## The problem
Copy each of the entries below word for word.

## Listings of boxed layout items
------------------------------------------------

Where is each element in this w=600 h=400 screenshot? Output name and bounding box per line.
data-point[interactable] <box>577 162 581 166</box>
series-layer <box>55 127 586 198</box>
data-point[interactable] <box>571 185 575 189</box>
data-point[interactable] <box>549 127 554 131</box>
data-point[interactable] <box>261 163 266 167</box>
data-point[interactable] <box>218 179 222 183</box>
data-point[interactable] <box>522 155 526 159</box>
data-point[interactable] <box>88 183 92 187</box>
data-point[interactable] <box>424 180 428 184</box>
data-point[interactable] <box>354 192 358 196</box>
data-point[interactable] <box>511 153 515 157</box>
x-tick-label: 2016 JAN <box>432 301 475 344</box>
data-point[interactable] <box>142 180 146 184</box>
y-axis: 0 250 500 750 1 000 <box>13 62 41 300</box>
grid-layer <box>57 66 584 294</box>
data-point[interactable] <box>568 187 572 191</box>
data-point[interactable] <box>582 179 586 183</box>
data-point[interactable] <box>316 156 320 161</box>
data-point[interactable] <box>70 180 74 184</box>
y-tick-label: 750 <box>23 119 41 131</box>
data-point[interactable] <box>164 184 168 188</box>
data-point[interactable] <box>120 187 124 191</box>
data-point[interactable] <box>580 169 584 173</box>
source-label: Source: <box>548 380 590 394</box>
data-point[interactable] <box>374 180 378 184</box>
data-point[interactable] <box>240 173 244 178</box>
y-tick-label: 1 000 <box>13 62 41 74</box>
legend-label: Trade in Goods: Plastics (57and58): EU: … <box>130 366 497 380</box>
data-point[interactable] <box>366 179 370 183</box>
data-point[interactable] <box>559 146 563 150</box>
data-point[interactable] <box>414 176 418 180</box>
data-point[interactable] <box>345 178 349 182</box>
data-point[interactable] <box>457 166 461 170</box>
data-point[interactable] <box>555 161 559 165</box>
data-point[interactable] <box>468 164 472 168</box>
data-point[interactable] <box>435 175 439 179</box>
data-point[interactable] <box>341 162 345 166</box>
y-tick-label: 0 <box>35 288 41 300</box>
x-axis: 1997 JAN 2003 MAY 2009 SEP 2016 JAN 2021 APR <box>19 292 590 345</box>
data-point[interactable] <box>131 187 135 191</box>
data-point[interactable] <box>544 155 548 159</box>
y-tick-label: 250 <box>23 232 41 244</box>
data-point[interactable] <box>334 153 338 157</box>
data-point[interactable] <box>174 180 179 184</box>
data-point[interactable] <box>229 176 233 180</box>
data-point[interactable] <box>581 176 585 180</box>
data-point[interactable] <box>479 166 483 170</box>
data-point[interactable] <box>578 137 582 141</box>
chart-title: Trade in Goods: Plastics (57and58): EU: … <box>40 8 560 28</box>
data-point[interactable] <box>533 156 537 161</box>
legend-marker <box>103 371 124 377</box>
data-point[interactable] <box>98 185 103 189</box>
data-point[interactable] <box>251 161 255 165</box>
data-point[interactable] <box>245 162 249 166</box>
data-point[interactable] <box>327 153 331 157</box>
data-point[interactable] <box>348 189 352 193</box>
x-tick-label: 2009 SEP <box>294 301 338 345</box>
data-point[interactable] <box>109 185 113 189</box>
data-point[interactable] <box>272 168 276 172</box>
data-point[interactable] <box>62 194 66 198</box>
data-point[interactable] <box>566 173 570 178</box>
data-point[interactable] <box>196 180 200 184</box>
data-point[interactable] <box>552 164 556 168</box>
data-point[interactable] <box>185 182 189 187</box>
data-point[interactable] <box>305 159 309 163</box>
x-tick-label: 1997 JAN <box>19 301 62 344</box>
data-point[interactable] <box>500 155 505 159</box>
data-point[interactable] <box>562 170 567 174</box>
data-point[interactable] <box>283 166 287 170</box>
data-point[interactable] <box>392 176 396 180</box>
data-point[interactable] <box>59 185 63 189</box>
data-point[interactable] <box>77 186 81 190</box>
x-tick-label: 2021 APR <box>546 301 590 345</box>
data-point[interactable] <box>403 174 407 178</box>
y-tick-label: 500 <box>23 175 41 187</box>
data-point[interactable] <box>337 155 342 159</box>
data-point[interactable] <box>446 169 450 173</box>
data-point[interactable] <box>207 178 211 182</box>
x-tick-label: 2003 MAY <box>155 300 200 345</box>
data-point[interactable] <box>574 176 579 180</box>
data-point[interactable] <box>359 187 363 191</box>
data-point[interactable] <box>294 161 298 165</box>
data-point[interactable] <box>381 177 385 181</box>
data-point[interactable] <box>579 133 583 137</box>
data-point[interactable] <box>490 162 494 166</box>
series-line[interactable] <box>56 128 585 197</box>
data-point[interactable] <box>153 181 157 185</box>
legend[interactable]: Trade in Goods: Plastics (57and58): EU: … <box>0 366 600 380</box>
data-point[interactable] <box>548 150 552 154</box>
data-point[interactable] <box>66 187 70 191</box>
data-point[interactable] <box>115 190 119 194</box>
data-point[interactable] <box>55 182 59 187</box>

------------------------------------------------

## Answer to the exercise
Where is each element in this w=600 h=400 screenshot? Output name and bounding box per line.
data-point[interactable] <box>577 162 581 166</box>
series-layer <box>55 127 586 198</box>
data-point[interactable] <box>571 185 575 189</box>
data-point[interactable] <box>549 127 554 131</box>
data-point[interactable] <box>261 163 266 167</box>
data-point[interactable] <box>218 179 222 183</box>
data-point[interactable] <box>522 155 526 159</box>
data-point[interactable] <box>88 183 92 187</box>
data-point[interactable] <box>424 180 428 184</box>
data-point[interactable] <box>354 192 358 196</box>
data-point[interactable] <box>511 153 515 157</box>
x-tick-label: 2016 JAN <box>432 301 475 344</box>
data-point[interactable] <box>142 180 146 184</box>
y-axis: 0 250 500 750 1 000 <box>13 62 41 300</box>
grid-layer <box>57 66 584 294</box>
data-point[interactable] <box>568 187 572 191</box>
data-point[interactable] <box>582 179 586 183</box>
data-point[interactable] <box>316 156 320 161</box>
data-point[interactable] <box>70 180 74 184</box>
y-tick-label: 750 <box>23 119 41 131</box>
data-point[interactable] <box>164 184 168 188</box>
data-point[interactable] <box>120 187 124 191</box>
data-point[interactable] <box>580 169 584 173</box>
source-label: Source: <box>548 380 590 394</box>
data-point[interactable] <box>374 180 378 184</box>
data-point[interactable] <box>240 173 244 178</box>
y-tick-label: 1 000 <box>13 62 41 74</box>
legend-label: Trade in Goods: Plastics (57and58): EU: … <box>130 366 497 380</box>
data-point[interactable] <box>366 179 370 183</box>
data-point[interactable] <box>559 146 563 150</box>
data-point[interactable] <box>414 176 418 180</box>
data-point[interactable] <box>345 178 349 182</box>
data-point[interactable] <box>457 166 461 170</box>
data-point[interactable] <box>555 161 559 165</box>
data-point[interactable] <box>468 164 472 168</box>
data-point[interactable] <box>435 175 439 179</box>
data-point[interactable] <box>341 162 345 166</box>
y-tick-label: 0 <box>35 288 41 300</box>
x-axis: 1997 JAN 2003 MAY 2009 SEP 2016 JAN 2021 APR <box>19 292 590 345</box>
data-point[interactable] <box>131 187 135 191</box>
data-point[interactable] <box>544 155 548 159</box>
y-tick-label: 250 <box>23 232 41 244</box>
data-point[interactable] <box>334 153 338 157</box>
data-point[interactable] <box>174 180 179 184</box>
data-point[interactable] <box>229 176 233 180</box>
data-point[interactable] <box>581 176 585 180</box>
data-point[interactable] <box>479 166 483 170</box>
data-point[interactable] <box>578 137 582 141</box>
chart-title: Trade in Goods: Plastics (57and58): EU: … <box>40 8 560 28</box>
data-point[interactable] <box>533 156 537 161</box>
legend-marker <box>103 371 124 377</box>
data-point[interactable] <box>98 185 103 189</box>
data-point[interactable] <box>251 161 255 165</box>
data-point[interactable] <box>245 162 249 166</box>
data-point[interactable] <box>327 153 331 157</box>
data-point[interactable] <box>348 189 352 193</box>
x-tick-label: 2009 SEP <box>294 301 338 345</box>
data-point[interactable] <box>109 185 113 189</box>
data-point[interactable] <box>272 168 276 172</box>
data-point[interactable] <box>62 194 66 198</box>
data-point[interactable] <box>566 173 570 178</box>
data-point[interactable] <box>196 180 200 184</box>
data-point[interactable] <box>552 164 556 168</box>
data-point[interactable] <box>185 182 189 187</box>
data-point[interactable] <box>305 159 309 163</box>
x-tick-label: 1997 JAN <box>19 301 62 344</box>
data-point[interactable] <box>500 155 505 159</box>
data-point[interactable] <box>562 170 567 174</box>
data-point[interactable] <box>283 166 287 170</box>
data-point[interactable] <box>392 176 396 180</box>
data-point[interactable] <box>59 185 63 189</box>
data-point[interactable] <box>77 186 81 190</box>
x-tick-label: 2021 APR <box>546 301 590 345</box>
data-point[interactable] <box>403 174 407 178</box>
y-tick-label: 500 <box>23 175 41 187</box>
data-point[interactable] <box>337 155 342 159</box>
data-point[interactable] <box>446 169 450 173</box>
data-point[interactable] <box>207 178 211 182</box>
x-tick-label: 2003 MAY <box>155 300 200 345</box>
data-point[interactable] <box>574 176 579 180</box>
data-point[interactable] <box>359 187 363 191</box>
data-point[interactable] <box>294 161 298 165</box>
data-point[interactable] <box>381 177 385 181</box>
data-point[interactable] <box>579 133 583 137</box>
data-point[interactable] <box>490 162 494 166</box>
series-line[interactable] <box>56 128 585 197</box>
data-point[interactable] <box>153 181 157 185</box>
legend[interactable]: Trade in Goods: Plastics (57and58): EU: … <box>0 366 600 380</box>
data-point[interactable] <box>548 150 552 154</box>
data-point[interactable] <box>66 187 70 191</box>
data-point[interactable] <box>115 190 119 194</box>
data-point[interactable] <box>55 182 59 187</box>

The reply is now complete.